** Texto de origem **
# # #
Festival Ao Largo Este Ano No Palácio Da Ajuda De 10 A 25 De Julho

Ano especial requer localização especial, assim, este ano o Festival Ao Largo vai decorrer no pátio do Palácio da Ajuda de 10 a 25 de julho, com entrada livre.

Esta 12ª edição vai ter uma programação mais diversificada que as das edições anteriores, e inclui espetáculos de música clássica, dança, e teatro (pela primeira vez), e vai contar com a participação da Orquestra Sinfónica Portuguesa (OSP) e do Coro do Teatro Nacional de São Carlos (Coro TNSC) que asseguram um total de seis concertos e uma programação especialmente eclética, e ainda as participações da Camerata Atlântica, a Orquestra Invicta All Stars e Orquestra de Câmara de Cascais e Oeiras.

A programação é da responsabilidade de Elisabete Matos e vai incluir também dois momentos de homenagens aos heróis e às vítimas da Covid 19. A apresentação dos espetáculos vai estar a cargo de Jorge Rodrigues.

Programação:

10 de Julho, 21h30 – Pedro Neves conduzirá o grupo de Metais e Percussão da Orquestra Sinfónica Portuguesa (OSP), num programa festivo e exuberante, que convoca grandes compositores.

11 de Julho, 21h30 O grupo de Cordas OSP e um octeto de violoncelos a apresentar-se sob liderança de Irene Lima (nas peças para 8 violoncelos) e de Pedro Meireles (nas obras para orquestra de cordas). Destaque para o soprano Susana Gaspar, que interpreta o n.º 5 das Bachianas Brasileiras de Villa-Lobos e as 6 Tonadillas en Estilo Antiguo de Granados.

12 de Julho, 21h30 – Teatro Nacional D. Maria II apresenta a peça Sopro, de Tiago Rodrigues, centrada em Cristina Vidal, ponto do D. Maria II há mais de 25 anos, uma profissão que aparece pela primeira vez sob os holofotes.

13 de Julho, 21h30 – O agrupamento de cordas Camerata Atlântica propõe-nos um programa de tangos e boleros, com o tenor Carlos Guilherme como solista, acompanhado por um casal de bailarinos. O violino e a direção musical são de Ana Beatriz Manzanilla.

14 de Julho, 21h30 –  A Orquestra Invicta All Stars apresenta pela voz dos clarinetes, um programa que deambula entre o repertório erudito e os temas mais populares. Direção de António Saiote.

15 de Julho, 21h30 – Coro do Teatro Nacional de São Carlos (Coro TNSC), acompanhado pelos solistas Dora Rodrigues, Maria Luísa de Freitas, Carlos Cardoso e André Henriques, sob direção de João Paulo Santos, interpretam A Petite Messe Solenelle de Rossini. Momento de homenagem aos profissionais que estiveram na primeira linha do combate à pandemia, desde a área da saúde à proteção civil e forças policiais, passando por todos os setores, do público ao privado, que se mantiveram em funções.

17 de Julho, 21h30 Incursão pelo cinema, através do espetáculo estreado  nas celebrações dos 125 anos do São Luiz Teatro Municipal. Filipe Raposo compôs uma partitura para acompanhar o filme Metropolis, de Fritz Lang, e é essa obra que vamos  ouvir através da interpretação da OSP.
# # #
** Objetivo da tarefa **
Transcreva textualmente o trecho do texto sobre o festival entre "12 de Julho, 21h30" e "de António Saiote.", inclusive. As linhas seguintes são material independente do texto sobre o festival.

** Dados fornecidos **
# # #
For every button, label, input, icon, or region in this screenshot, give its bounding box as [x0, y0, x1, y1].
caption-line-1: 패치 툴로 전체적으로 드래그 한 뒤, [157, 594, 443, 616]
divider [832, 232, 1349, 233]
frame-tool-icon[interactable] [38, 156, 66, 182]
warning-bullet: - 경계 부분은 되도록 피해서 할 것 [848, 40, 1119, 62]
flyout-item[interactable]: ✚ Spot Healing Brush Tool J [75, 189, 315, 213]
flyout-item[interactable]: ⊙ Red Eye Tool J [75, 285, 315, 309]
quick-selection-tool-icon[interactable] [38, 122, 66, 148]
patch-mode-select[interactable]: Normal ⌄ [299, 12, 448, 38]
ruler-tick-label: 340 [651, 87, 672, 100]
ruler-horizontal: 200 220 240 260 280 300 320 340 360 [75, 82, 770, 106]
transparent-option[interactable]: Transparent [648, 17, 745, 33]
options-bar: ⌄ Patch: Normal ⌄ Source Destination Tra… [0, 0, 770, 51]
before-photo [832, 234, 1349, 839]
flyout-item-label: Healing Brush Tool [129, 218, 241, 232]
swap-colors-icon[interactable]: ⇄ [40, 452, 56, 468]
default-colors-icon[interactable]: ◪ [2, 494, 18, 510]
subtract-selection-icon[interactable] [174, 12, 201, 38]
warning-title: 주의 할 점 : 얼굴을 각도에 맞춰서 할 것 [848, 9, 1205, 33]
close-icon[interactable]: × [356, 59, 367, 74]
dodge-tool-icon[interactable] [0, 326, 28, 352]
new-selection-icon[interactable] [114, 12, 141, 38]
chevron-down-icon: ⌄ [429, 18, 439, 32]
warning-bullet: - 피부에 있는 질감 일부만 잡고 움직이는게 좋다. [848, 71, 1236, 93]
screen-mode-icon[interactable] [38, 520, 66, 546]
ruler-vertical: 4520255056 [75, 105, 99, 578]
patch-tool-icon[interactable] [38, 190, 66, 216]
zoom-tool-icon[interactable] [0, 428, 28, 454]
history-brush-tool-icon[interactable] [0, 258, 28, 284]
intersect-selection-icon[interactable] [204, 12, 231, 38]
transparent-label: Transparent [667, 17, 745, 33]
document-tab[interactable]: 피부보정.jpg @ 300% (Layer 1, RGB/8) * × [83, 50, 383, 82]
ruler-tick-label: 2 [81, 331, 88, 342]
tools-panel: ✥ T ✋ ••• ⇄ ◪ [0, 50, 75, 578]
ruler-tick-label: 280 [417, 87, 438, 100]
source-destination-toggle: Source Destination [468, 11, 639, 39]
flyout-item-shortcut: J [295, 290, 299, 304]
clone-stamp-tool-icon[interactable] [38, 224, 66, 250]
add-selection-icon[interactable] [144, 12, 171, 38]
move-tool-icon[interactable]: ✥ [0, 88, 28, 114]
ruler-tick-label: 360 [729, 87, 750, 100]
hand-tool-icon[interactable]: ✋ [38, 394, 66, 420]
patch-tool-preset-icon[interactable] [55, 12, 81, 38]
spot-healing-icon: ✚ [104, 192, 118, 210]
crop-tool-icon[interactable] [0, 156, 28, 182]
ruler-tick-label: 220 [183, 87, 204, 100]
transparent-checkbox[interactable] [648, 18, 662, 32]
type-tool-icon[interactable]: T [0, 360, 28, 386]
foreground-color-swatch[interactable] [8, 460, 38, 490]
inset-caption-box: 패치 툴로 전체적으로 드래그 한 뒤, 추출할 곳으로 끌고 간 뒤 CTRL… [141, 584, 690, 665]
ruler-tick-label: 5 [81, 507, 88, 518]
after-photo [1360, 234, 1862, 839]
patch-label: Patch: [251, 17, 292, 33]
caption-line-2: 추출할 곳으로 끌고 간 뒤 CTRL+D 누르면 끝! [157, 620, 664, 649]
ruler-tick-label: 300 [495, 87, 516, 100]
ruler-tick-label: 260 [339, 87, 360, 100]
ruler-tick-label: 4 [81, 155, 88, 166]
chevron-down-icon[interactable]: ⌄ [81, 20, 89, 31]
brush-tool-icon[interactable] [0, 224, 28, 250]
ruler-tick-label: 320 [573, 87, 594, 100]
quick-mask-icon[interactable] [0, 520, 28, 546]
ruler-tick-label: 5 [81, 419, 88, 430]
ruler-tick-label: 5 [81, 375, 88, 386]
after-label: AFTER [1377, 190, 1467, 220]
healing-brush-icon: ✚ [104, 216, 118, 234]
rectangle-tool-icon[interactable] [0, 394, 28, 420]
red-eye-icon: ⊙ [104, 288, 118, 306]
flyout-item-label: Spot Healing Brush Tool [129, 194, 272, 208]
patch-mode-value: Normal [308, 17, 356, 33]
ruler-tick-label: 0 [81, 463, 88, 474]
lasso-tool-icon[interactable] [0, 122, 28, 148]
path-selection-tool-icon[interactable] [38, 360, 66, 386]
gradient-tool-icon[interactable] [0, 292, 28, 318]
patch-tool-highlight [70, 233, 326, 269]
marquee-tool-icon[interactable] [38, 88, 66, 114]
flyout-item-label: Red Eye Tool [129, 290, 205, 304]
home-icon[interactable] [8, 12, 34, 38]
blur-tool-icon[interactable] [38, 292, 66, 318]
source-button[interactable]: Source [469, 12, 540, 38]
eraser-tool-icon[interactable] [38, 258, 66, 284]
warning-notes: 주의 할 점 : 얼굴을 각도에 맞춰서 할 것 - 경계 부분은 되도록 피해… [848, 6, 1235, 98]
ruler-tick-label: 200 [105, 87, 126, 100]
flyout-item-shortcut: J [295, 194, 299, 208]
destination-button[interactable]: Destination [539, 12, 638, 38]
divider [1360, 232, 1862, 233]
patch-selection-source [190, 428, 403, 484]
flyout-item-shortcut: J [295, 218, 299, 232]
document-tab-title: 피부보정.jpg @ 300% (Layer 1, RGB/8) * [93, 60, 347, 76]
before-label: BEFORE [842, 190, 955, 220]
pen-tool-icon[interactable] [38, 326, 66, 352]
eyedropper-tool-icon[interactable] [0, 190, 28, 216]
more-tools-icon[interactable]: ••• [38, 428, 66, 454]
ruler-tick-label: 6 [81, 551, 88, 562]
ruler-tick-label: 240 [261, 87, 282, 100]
# # #
** Resposta escrita **
12 de Julho, 21h30 – Teatro Nacional D. Maria II apresenta a peça Sopro, de Tiago Rodrigues, centrada em Cristina Vidal, ponto do D. Maria II há mais de 25 anos, uma profissão que aparece pela primeira vez sob os holofotes.

13 de Julho, 21h30 – O agrupamento de cordas Camerata Atlântica propõe-nos um programa de tangos e boleros, com o tenor Carlos Guilherme como solista, acompanhado por um casal de bailarinos. O violino e a direção musical são de Ana Beatriz Manzanilla.

14 de Julho, 21h30 –  A Orquestra Invicta All Stars apresenta pela voz dos clarinetes, um programa que deambula entre o repertório erudito e os temas mais populares. Direção de António Saiote.